**REQUIREMENTS:**
What lines of the data hold the string "supremus"? Pull each one out.

(Recorded data)
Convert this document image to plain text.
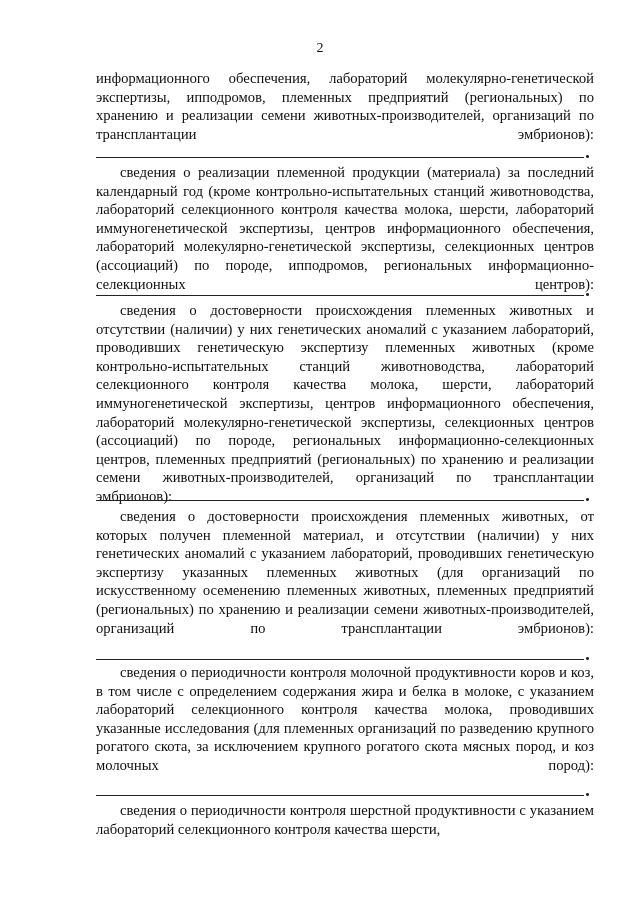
2
информационного обеспечения, лабораторий молекулярно-генетической экспертизы, ипподромов, племенных предприятий (региональных) по хранению и реализации семени животных-производителей, организаций по трансплантации эмбрионов):
сведения о реализации племенной продукции (материала) за последний календарный год (кроме контрольно-испытательных станций животноводства, лабораторий селекционного контроля качества молока, шерсти, лабораторий иммуногенетической экспертизы, центров информационного обеспечения, лабораторий молекулярно-генетической экспертизы, селекционных центров (ассоциаций) по породе, ипподромов, региональных информационно-селекционных центров):
сведения о достоверности происхождения племенных животных и отсутствии (наличии) у них генетических аномалий с указанием лабораторий, проводивших генетическую экспертизу племенных животных (кроме контрольно-испытательных станций животноводства, лабораторий селекционного контроля качества молока, шерсти, лабораторий иммуногенетической экспертизы, центров информационного обеспечения, лабораторий молекулярно-генетической экспертизы, селекционных центров (ассоциаций) по породе, региональных информационно-селекционных центров, племенных предприятий (региональных) по хранению и реализации семени животных-производителей, организаций по трансплантации эмбрионов):
сведения о достоверности происхождения племенных животных, от которых получен племенной материал, и отсутствии (наличии) у них генетических аномалий с указанием лабораторий, проводивших генетическую экспертизу указанных племенных животных (для организаций по искусственному осеменению племенных животных, племенных предприятий (региональных) по хранению и реализации семени животных-производителей, организаций по трансплантации эмбрионов):
сведения о периодичности контроля молочной продуктивности коров и коз, в том числе с определением содержания жира и белка в молоке, с указанием лабораторий селекционного контроля качества молока, проводивших указанные исследования (для племенных организаций по разведению крупного рогатого скота, за исключением крупного рогатого скота мясных пород, и коз молочных пород):
сведения о периодичности контроля шерстной продуктивности с указанием лабораторий селекционного контроля качества шерсти,
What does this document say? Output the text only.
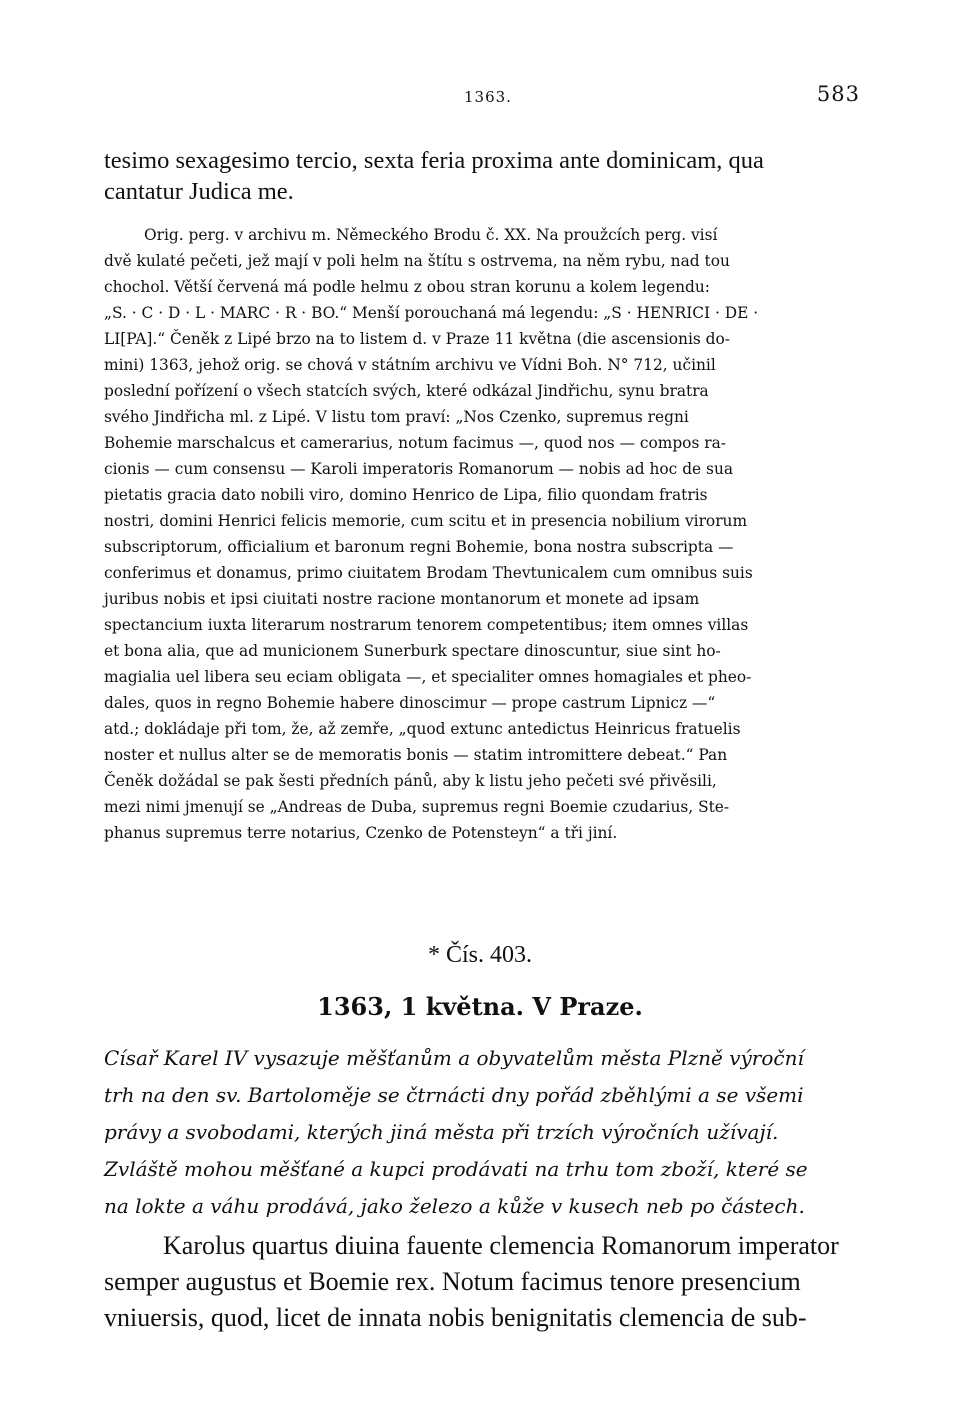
1363.	583
tesimo sexagesimo tercio, sexta feria proxima ante dominicam, qua
cantatur Judica me.
Orig. perg. v archivu m. Německého Brodu č. XX. Na proužcích perg. visí
dvě kulaté pečeti, jež mají v poli helm na štítu s ostrvema, na něm rybu, nad tou
chochol. Větší červená má podle helmu z obou stran korunu a kolem legendu:
„S. · C · D · L · MARC · R · BO.“ Menší porouchaná má legendu: „S · HENRICI · DE ·
LI[PA].“ Čeněk z Lipé brzo na to listem d. v Praze 11 května (die ascensionis do-
mini) 1363, jehož orig. se chová v státním archivu ve Vídni Boh. N° 712, učinil
poslední pořízení o všech statcích svých, které odkázal Jindřichu, synu bratra
svého Jindřicha ml. z Lipé. V listu tom praví: „Nos Czenko, supremus regni
Bohemie marschalcus et camerarius, notum facimus —, quod nos — compos ra-
cionis — cum consensu — Karoli imperatoris Romanorum — nobis ad hoc de sua
pietatis gracia dato nobili viro, domino Henrico de Lipa, filio quondam fratris
nostri, domini Henrici felicis memorie, cum scitu et in presencia nobilium virorum
subscriptorum, officialium et baronum regni Bohemie, bona nostra subscripta —
conferimus et donamus, primo ciuitatem Brodam Thevtunicalem cum omnibus suis
juribus nobis et ipsi ciuitati nostre racione montanorum et monete ad ipsam
spectancium iuxta literarum nostrarum tenorem competentibus; item omnes villas
et bona alia, que ad municionem Sunerburk spectare dinoscuntur, siue sint ho-
magialia uel libera seu eciam obligata —, et specialiter omnes homagiales et pheo-
dales, quos in regno Bohemie habere dinoscimur — prope castrum Lipnicz —“
atd.; dokládaje při tom, že, až zemře, „quod extunc antedictus Heinricus fratuelis
noster et nullus alter se de memoratis bonis — statim intromittere debeat.“ Pan
Čeněk dožádal se pak šesti předních pánů, aby k listu jeho pečeti své přivěsili,
mezi nimi jmenují se „Andreas de Duba, supremus regni Boemie czudarius, Ste-
phanus supremus terre notarius, Czenko de Potensteyn“ a tři jiní.
* Čís. 403.
1363, 1 května. V Praze.
Císař Karel IV vysazuje měšťanům a obyvatelům města Plzně výroční
trh na den sv. Bartoloměje se čtrnácti dny pořád zběhlými a se všemi
právy a svobodami, kterých jiná města při trzích výročních užívají.
Zvláště mohou měšťané a kupci prodávati na trhu tom zboží, které se
na lokte a váhu prodává, jako železo a kůže v kusech neb po částech.
Karolus quartus diuina fauente clemencia Romanorum imperator
semper augustus et Boemie rex. Notum facimus tenore presencium
vniuersis, quod, licet de innata nobis benignitatis clemencia de sub-
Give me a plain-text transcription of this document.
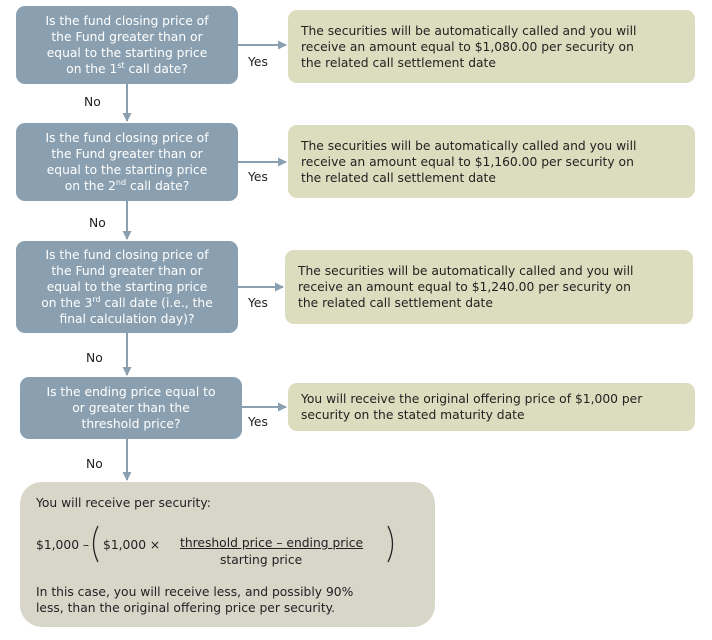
Is the fund closing price of
the Fund greater than or
equal to the starting price
on the 1st call date?
Is the fund closing price of
the Fund greater than or
equal to the starting price
on the 2nd call date?
Is the fund closing price of
the Fund greater than or
equal to the starting price
on the 3rd call date (i.e., the
final calculation day)?
Is the ending price equal to
or greater than the
threshold price?
The securities will be automatically called and you will
receive an amount equal to $1,080.00 per security on
the related call settlement date
The securities will be automatically called and you will
receive an amount equal to $1,160.00 per security on
the related call settlement date
The securities will be automatically called and you will
receive an amount equal to $1,240.00 per security on
the related call settlement date
You will receive the original offering price of $1,000 per
security on the stated maturity date
Yes
Yes
Yes
Yes
No
No
No
No
You will receive per security:
$1,000 – $1,000 × threshold price – ending price
starting price
In this case, you will receive less, and possibly 90%
less, than the original offering price per security.
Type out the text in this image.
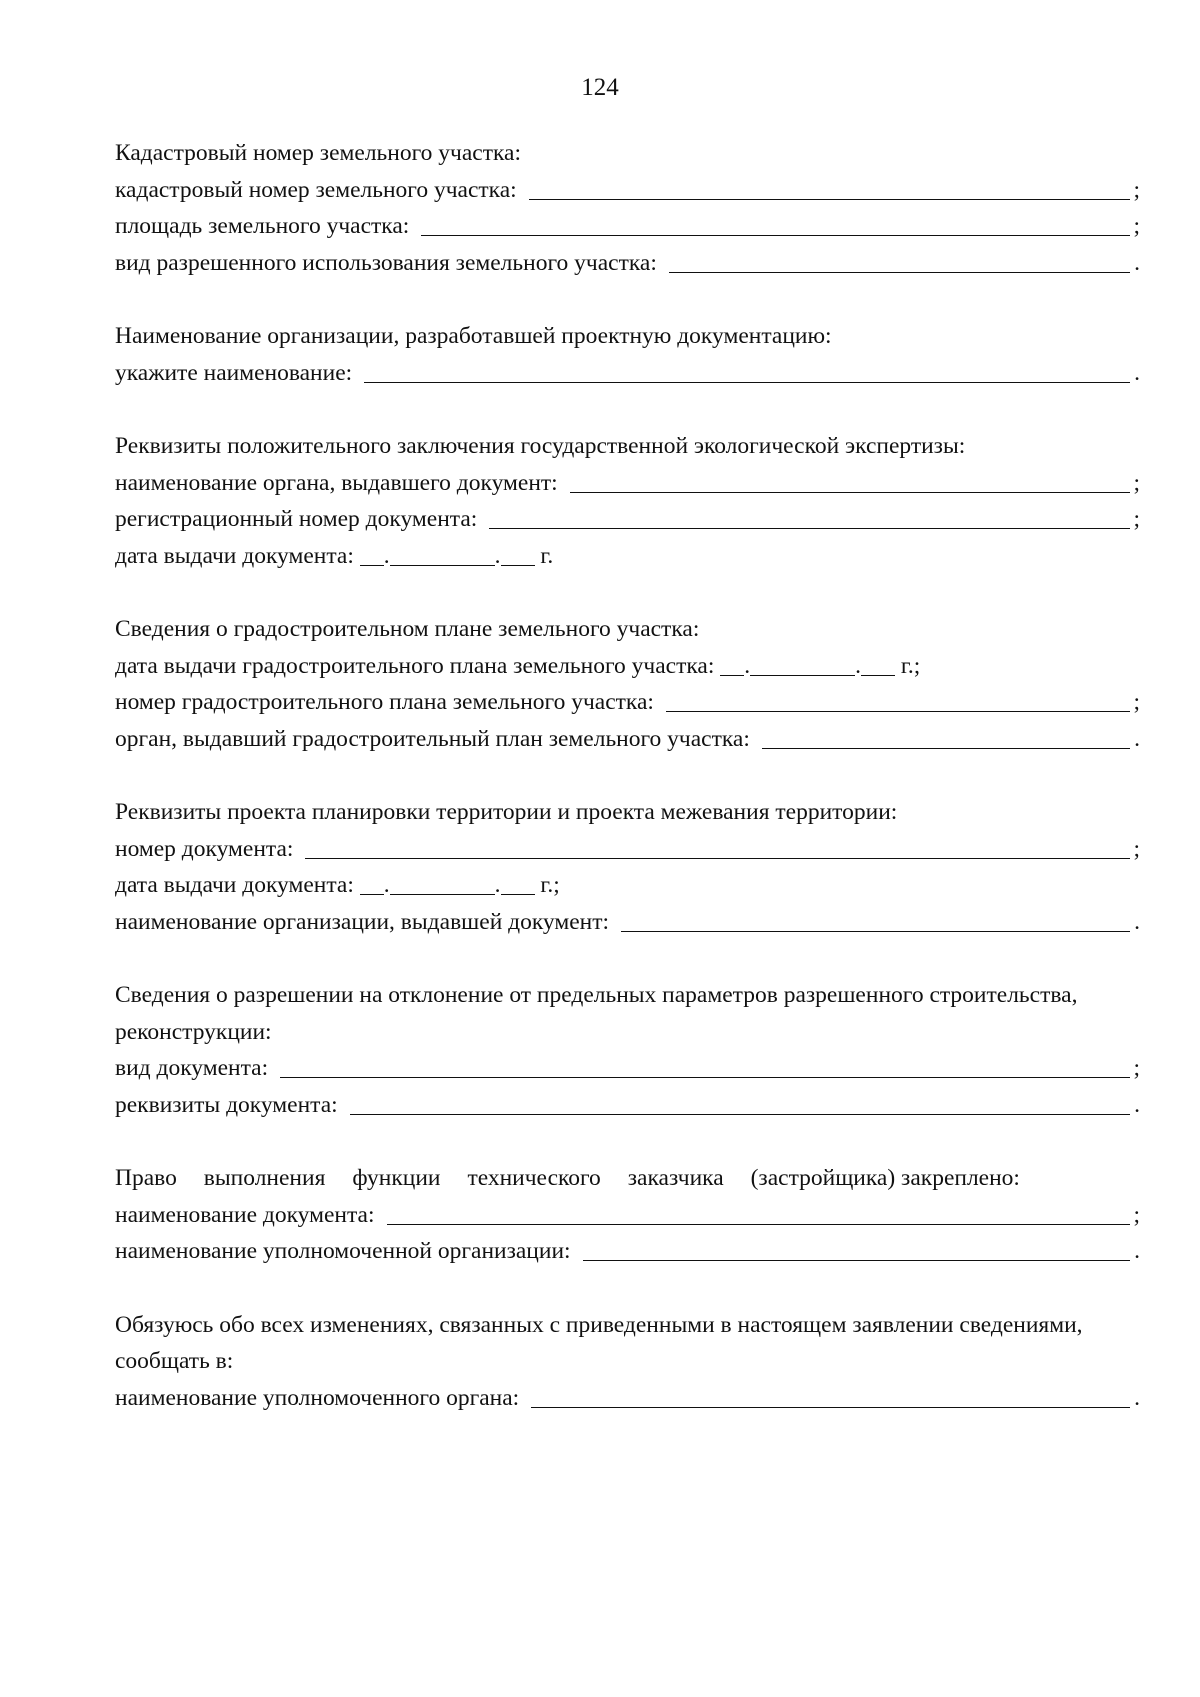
124
Кадастровый номер земельного участка:
кадастровый номер земельного участка:	;
площадь земельного участка:	;
вид разрешенного использования земельного участка:	.
Наименование организации, разработавшей проектную документацию:
укажите наименование:	.
Реквизиты положительного заключения государственной экологической экспертизы:
наименование органа, выдавшего документ:	;
регистрационный номер документа:	;
дата выдачи документа: .	. г.
Сведения о градостроительном плане земельного участка:
дата выдачи градостроительного плана земельного участка: .	. г.;
номер градостроительного плана земельного участка:	;
орган, выдавший градостроительный план земельного участка:	.
Реквизиты проекта планировки территории и проекта межевания территории:
номер документа:	;
дата выдачи документа: .	. г.;
наименование организации, выдавшей документ:	.
Сведения о разрешении на отклонение от предельных параметров разрешенного строительства,
реконструкции:
вид документа:	;
реквизиты документа:	.
Право выполнения функции технического заказчика (застройщика) закреплено:
наименование документа:	;
наименование уполномоченной организации:	.
Обязуюсь обо всех изменениях, связанных с приведенными в настоящем заявлении сведениями,
сообщать в:
наименование уполномоченного органа:	.
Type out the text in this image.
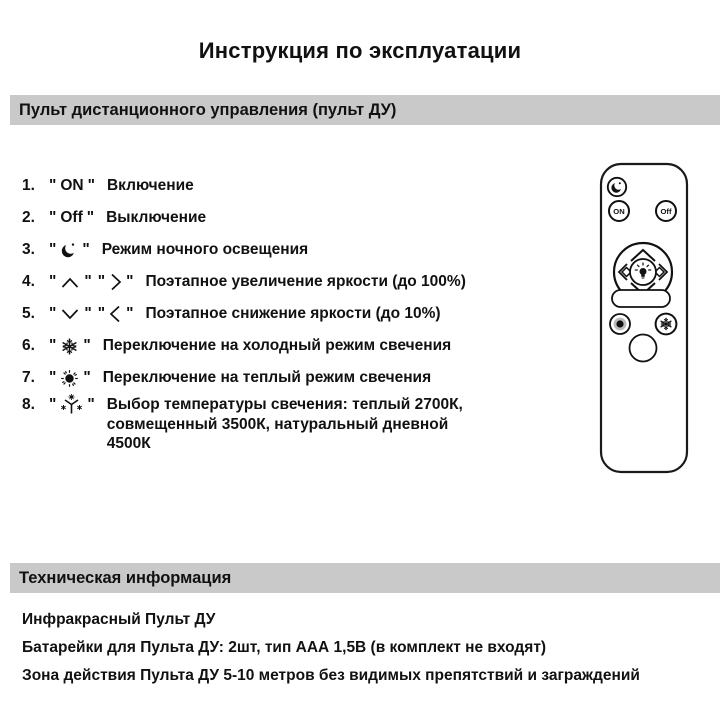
Инструкция по эксплуатации
Пульт дистанционного управления (пульт ДУ)
1. " ON " Включение
2. " Off " Выключение
3. " " Режим ночного освещения
4. " " " " Поэтапное увеличение яркости (до 100%)
5. " " " " Поэтапное снижение яркости (до 10%)
6. " " Переключение на холодный режим свечения
7. " " Переключение на теплый режим свечения
8. " " Выбор температуры свечения: теплый 2700К, совмещенный 3500К, натуральный дневной 4500К
ON	Off
Техническая информация
Инфракрасный Пульт ДУ
Батарейки для Пульта ДУ: 2шт, тип ААА 1,5В (в комплект не входят)
Зона действия Пульта ДУ 5-10 метров без видимых препятствий и заграждений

**SOLUTION FOR THIS EXERCISE:**
svého Jindřicha ml. z Lipé. V listu tom praví: „Nos Czenko, supremus regni
mezi nimi jmenují se „Andreas de Duba, supremus regni Boemie czudarius, Ste-
phanus supremus terre notarius, Czenko de Potensteyn“ a tři jiní.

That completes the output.